## [What is required]
Images appear in the records below; leave them out and repeat everything else exactly.

** Begin Given data **

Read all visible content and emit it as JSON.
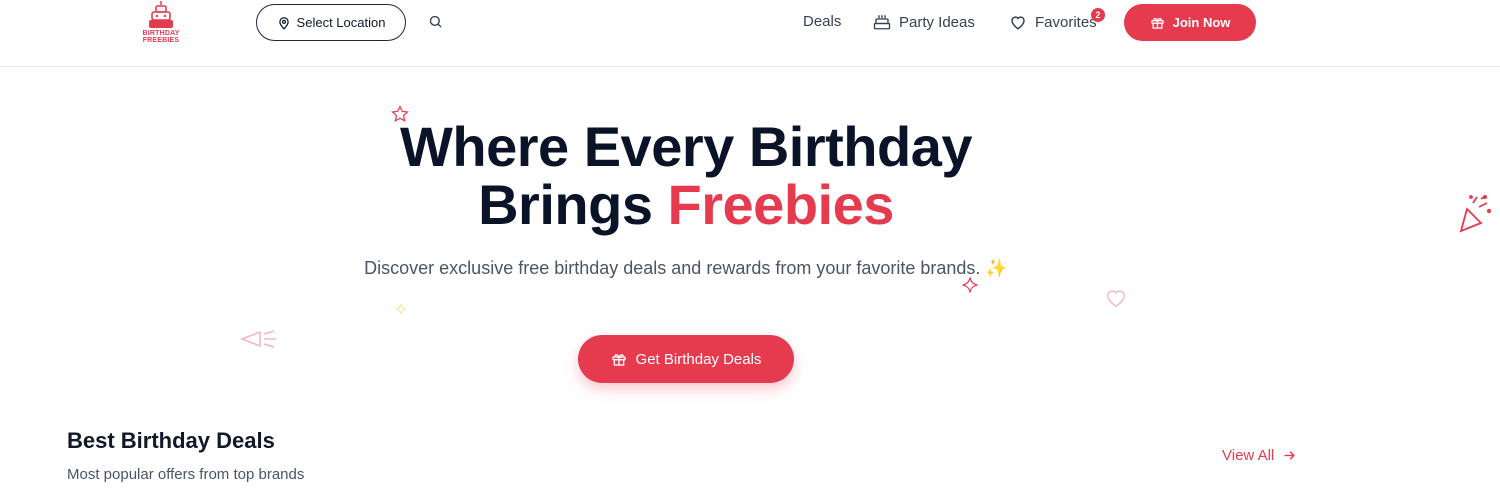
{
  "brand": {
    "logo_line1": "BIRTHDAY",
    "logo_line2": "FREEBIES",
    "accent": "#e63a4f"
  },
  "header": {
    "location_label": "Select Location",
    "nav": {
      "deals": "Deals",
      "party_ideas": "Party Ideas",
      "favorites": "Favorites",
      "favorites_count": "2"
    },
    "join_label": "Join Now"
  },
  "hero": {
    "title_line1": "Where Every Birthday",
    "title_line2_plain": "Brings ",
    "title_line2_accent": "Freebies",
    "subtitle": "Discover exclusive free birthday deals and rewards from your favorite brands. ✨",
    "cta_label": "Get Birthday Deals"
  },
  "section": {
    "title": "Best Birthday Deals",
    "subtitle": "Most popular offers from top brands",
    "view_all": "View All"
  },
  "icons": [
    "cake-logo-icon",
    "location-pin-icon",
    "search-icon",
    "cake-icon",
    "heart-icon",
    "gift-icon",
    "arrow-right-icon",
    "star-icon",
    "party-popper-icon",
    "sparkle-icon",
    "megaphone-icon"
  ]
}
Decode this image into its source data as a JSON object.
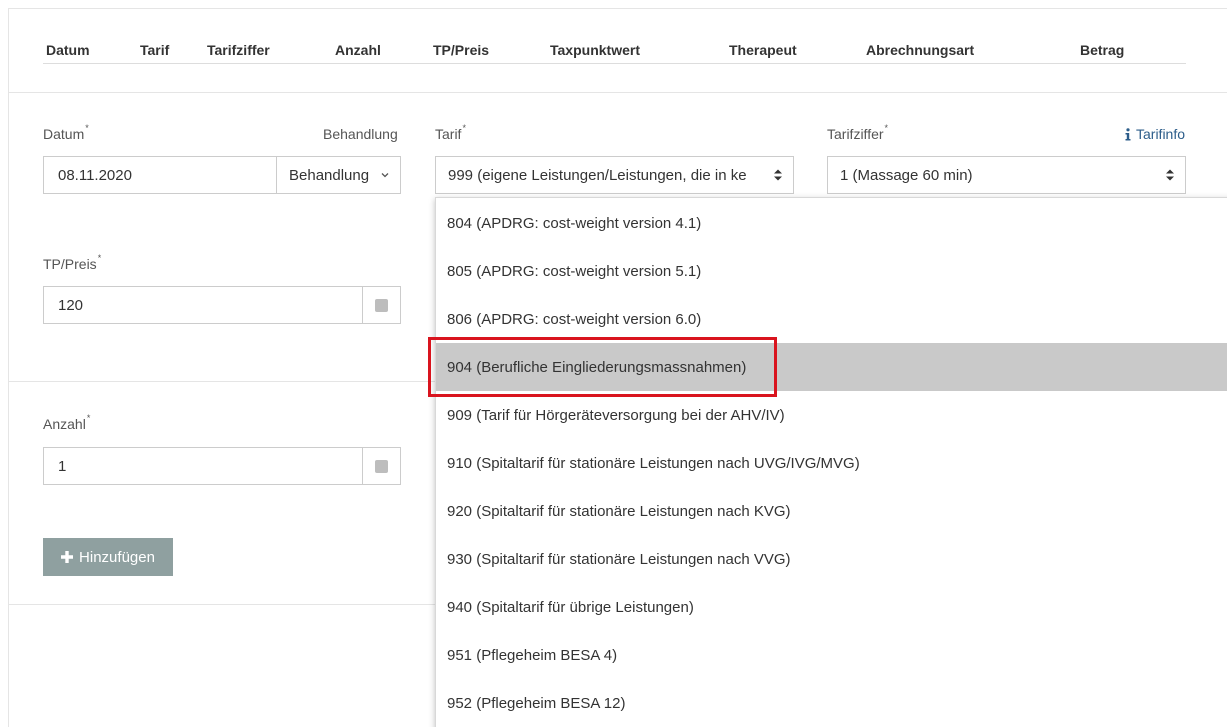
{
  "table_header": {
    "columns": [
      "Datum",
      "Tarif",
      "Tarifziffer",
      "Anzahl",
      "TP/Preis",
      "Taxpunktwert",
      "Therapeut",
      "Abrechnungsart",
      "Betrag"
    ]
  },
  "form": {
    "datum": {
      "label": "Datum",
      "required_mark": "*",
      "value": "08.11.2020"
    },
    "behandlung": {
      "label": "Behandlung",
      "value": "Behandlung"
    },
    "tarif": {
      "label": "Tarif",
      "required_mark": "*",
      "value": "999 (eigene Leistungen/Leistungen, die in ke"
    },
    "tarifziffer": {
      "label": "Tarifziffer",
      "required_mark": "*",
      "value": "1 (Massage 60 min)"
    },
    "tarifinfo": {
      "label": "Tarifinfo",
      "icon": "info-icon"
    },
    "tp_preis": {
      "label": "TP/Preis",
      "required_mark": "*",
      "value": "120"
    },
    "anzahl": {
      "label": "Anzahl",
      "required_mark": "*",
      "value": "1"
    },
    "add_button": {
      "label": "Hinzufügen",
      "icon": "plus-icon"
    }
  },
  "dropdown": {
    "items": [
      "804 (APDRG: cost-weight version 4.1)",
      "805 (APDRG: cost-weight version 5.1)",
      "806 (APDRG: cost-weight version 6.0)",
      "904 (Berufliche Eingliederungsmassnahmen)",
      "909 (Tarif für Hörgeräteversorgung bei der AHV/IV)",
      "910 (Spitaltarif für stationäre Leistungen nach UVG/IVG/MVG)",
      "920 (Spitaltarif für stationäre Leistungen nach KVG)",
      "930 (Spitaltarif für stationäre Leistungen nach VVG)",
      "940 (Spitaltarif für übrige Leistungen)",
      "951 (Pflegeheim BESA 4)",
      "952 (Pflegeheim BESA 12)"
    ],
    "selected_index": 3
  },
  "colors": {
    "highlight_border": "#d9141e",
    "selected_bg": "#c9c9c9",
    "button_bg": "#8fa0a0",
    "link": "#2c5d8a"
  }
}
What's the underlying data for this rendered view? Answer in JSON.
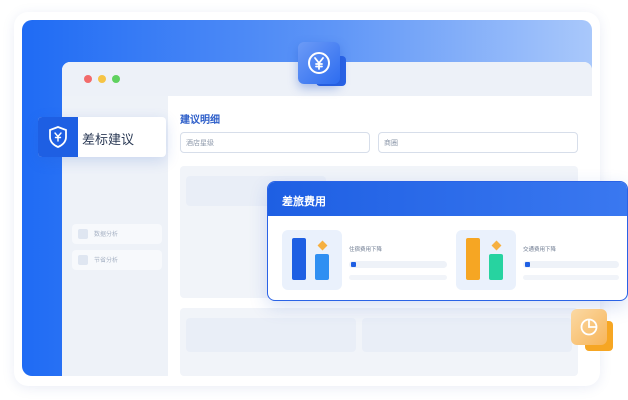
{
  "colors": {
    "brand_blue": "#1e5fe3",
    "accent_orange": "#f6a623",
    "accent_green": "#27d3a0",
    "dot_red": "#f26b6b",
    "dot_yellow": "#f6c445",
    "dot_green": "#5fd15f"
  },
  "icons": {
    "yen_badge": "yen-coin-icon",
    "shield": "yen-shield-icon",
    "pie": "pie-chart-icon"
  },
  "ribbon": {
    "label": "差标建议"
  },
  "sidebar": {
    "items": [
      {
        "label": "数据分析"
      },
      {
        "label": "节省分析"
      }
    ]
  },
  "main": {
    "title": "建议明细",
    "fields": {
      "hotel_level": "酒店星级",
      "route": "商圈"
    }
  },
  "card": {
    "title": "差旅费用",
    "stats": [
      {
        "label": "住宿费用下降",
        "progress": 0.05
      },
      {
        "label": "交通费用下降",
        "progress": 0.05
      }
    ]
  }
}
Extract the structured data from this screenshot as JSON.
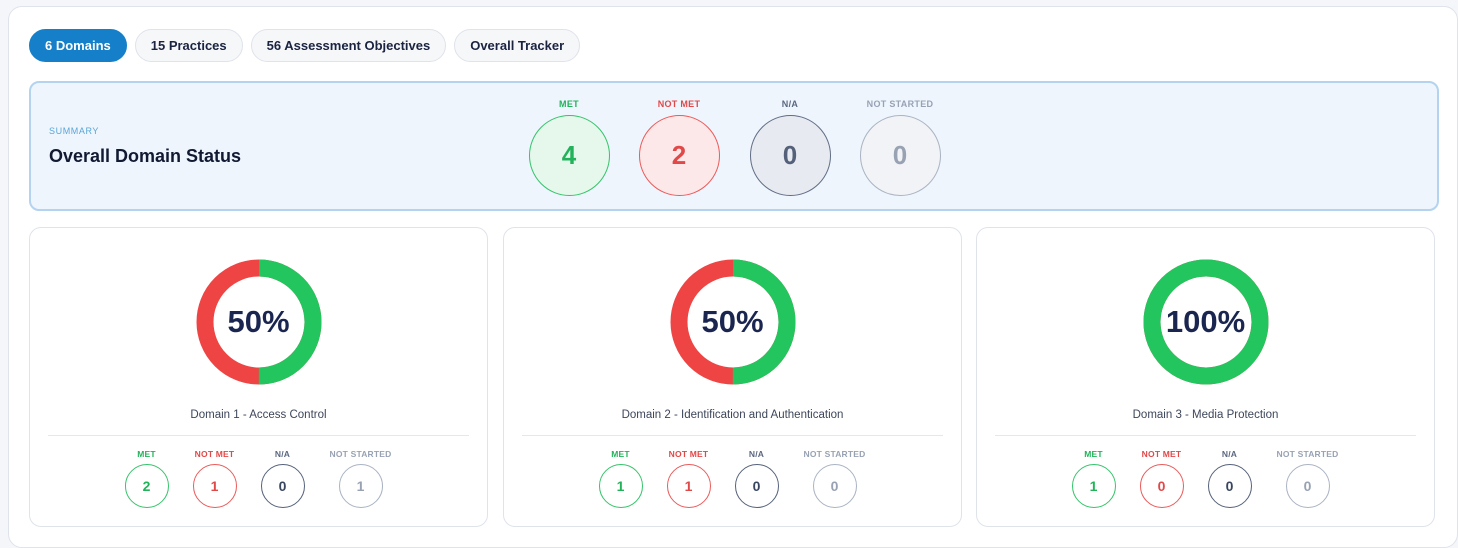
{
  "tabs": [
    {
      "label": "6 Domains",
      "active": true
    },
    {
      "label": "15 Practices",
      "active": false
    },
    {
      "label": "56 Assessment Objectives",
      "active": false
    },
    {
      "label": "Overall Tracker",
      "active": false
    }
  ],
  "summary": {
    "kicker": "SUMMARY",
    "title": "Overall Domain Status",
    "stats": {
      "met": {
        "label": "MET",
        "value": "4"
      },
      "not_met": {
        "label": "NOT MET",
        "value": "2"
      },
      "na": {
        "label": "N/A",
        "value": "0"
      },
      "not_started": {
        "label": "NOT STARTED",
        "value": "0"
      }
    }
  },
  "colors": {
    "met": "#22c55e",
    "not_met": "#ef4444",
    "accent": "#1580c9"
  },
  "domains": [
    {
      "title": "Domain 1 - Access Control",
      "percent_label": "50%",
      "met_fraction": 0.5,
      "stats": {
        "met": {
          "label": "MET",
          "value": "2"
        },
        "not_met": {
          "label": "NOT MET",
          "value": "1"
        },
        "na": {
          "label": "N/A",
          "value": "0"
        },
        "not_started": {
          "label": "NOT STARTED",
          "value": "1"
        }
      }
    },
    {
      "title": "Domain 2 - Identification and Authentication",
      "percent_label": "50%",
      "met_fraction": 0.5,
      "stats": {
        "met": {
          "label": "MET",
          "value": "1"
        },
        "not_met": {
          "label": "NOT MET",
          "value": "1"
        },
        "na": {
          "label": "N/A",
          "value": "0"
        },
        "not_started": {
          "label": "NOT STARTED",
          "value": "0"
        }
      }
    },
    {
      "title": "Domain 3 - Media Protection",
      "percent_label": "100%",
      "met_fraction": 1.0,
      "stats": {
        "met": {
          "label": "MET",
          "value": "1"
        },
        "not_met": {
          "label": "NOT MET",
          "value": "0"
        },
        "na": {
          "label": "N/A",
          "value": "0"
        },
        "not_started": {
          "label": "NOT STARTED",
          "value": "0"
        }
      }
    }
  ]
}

** End Given data **

## [Right answer]
Read all visible content and emit it as JSON.
{
  "brand": {
    "logo_line1": "BIRTHDAY",
    "logo_line2": "FREEBIES",
    "accent": "#e63a4f"
  },
  "header": {
    "location_label": "Select Location",
    "nav": {
      "deals": "Deals",
      "party_ideas": "Party Ideas",
      "favorites": "Favorites",
      "favorites_count": "2"
    },
    "join_label": "Join Now"
  },
  "hero": {
    "title_line1": "Where Every Birthday",
    "title_line2_plain": "Brings ",
    "title_line2_accent": "Freebies",
    "subtitle": "Discover exclusive free birthday deals and rewards from your favorite brands. ✨",
    "cta_label": "Get Birthday Deals"
  },
  "section": {
    "title": "Best Birthday Deals",
    "subtitle": "Most popular offers from top brands",
    "view_all": "View All"
  },
  "icons": [
    "cake-logo-icon",
    "location-pin-icon",
    "search-icon",
    "cake-icon",
    "heart-icon",
    "gift-icon",
    "arrow-right-icon",
    "star-icon",
    "party-popper-icon",
    "sparkle-icon",
    "megaphone-icon"
  ]
}
Decode this image into its source data as a JSON object.
{
  "table_header": {
    "columns": [
      "Datum",
      "Tarif",
      "Tarifziffer",
      "Anzahl",
      "TP/Preis",
      "Taxpunktwert",
      "Therapeut",
      "Abrechnungsart",
      "Betrag"
    ]
  },
  "form": {
    "datum": {
      "label": "Datum",
      "required_mark": "*",
      "value": "08.11.2020"
    },
    "behandlung": {
      "label": "Behandlung",
      "value": "Behandlung"
    },
    "tarif": {
      "label": "Tarif",
      "required_mark": "*",
      "value": "999 (eigene Leistungen/Leistungen, die in ke"
    },
    "tarifziffer": {
      "label": "Tarifziffer",
      "required_mark": "*",
      "value": "1 (Massage 60 min)"
    },
    "tarifinfo": {
      "label": "Tarifinfo",
      "icon": "info-icon"
    },
    "tp_preis": {
      "label": "TP/Preis",
      "required_mark": "*",
      "value": "120"
    },
    "anzahl": {
      "label": "Anzahl",
      "required_mark": "*",
      "value": "1"
    },
    "add_button": {
      "label": "Hinzufügen",
      "icon": "plus-icon"
    }
  },
  "dropdown": {
    "items": [
      "804 (APDRG: cost-weight version 4.1)",
      "805 (APDRG: cost-weight version 5.1)",
      "806 (APDRG: cost-weight version 6.0)",
      "904 (Berufliche Eingliederungsmassnahmen)",
      "909 (Tarif für Hörgeräteversorgung bei der AHV/IV)",
      "910 (Spitaltarif für stationäre Leistungen nach UVG/IVG/MVG)",
      "920 (Spitaltarif für stationäre Leistungen nach KVG)",
      "930 (Spitaltarif für stationäre Leistungen nach VVG)",
      "940 (Spitaltarif für übrige Leistungen)",
      "951 (Pflegeheim BESA 4)",
      "952 (Pflegeheim BESA 12)"
    ],
    "selected_index": 3
  },
  "colors": {
    "highlight_border": "#d9141e",
    "selected_bg": "#c9c9c9",
    "button_bg": "#8fa0a0",
    "link": "#2c5d8a"
  }
}
What's the underlying data for this rendered view? Answer in JSON.
{
  "colors": {
    "brand_blue": "#1e5fe3",
    "accent_orange": "#f6a623",
    "accent_green": "#27d3a0",
    "dot_red": "#f26b6b",
    "dot_yellow": "#f6c445",
    "dot_green": "#5fd15f"
  },
  "icons": {
    "yen_badge": "yen-coin-icon",
    "shield": "yen-shield-icon",
    "pie": "pie-chart-icon"
  },
  "ribbon": {
    "label": "差标建议"
  },
  "sidebar": {
    "items": [
      {
        "label": "数据分析"
      },
      {
        "label": "节省分析"
      }
    ]
  },
  "main": {
    "title": "建议明细",
    "fields": {
      "hotel_level": "酒店星级",
      "route": "商圈"
    }
  },
  "card": {
    "title": "差旅费用",
    "stats": [
      {
        "label": "住宿费用下降",
        "progress": 0.05
      },
      {
        "label": "交通费用下降",
        "progress": 0.05
      }
    ]
  }
}
Extract the structured data from this screenshot as JSON.
{
  "tabs": [
    {
      "label": "6 Domains",
      "active": true
    },
    {
      "label": "15 Practices",
      "active": false
    },
    {
      "label": "56 Assessment Objectives",
      "active": false
    },
    {
      "label": "Overall Tracker",
      "active": false
    }
  ],
  "summary": {
    "kicker": "SUMMARY",
    "title": "Overall Domain Status",
    "stats": {
      "met": {
        "label": "MET",
        "value": "4"
      },
      "not_met": {
        "label": "NOT MET",
        "value": "2"
      },
      "na": {
        "label": "N/A",
        "value": "0"
      },
      "not_started": {
        "label": "NOT STARTED",
        "value": "0"
      }
    }
  },
  "colors": {
    "met": "#22c55e",
    "not_met": "#ef4444",
    "accent": "#1580c9"
  },
  "domains": [
    {
      "title": "Domain 1 - Access Control",
      "percent_label": "50%",
      "met_fraction": 0.5,
      "stats": {
        "met": {
          "label": "MET",
          "value": "2"
        },
        "not_met": {
          "label": "NOT MET",
          "value": "1"
        },
        "na": {
          "label": "N/A",
          "value": "0"
        },
        "not_started": {
          "label": "NOT STARTED",
          "value": "1"
        }
      }
    },
    {
      "title": "Domain 2 - Identification and Authentication",
      "percent_label": "50%",
      "met_fraction": 0.5,
      "stats": {
        "met": {
          "label": "MET",
          "value": "1"
        },
        "not_met": {
          "label": "NOT MET",
          "value": "1"
        },
        "na": {
          "label": "N/A",
          "value": "0"
        },
        "not_started": {
          "label": "NOT STARTED",
          "value": "0"
        }
      }
    },
    {
      "title": "Domain 3 - Media Protection",
      "percent_label": "100%",
      "met_fraction": 1.0,
      "stats": {
        "met": {
          "label": "MET",
          "value": "1"
        },
        "not_met": {
          "label": "NOT MET",
          "value": "0"
        },
        "na": {
          "label": "N/A",
          "value": "0"
        },
        "not_started": {
          "label": "NOT STARTED",
          "value": "0"
        }
      }
    }
  ]
}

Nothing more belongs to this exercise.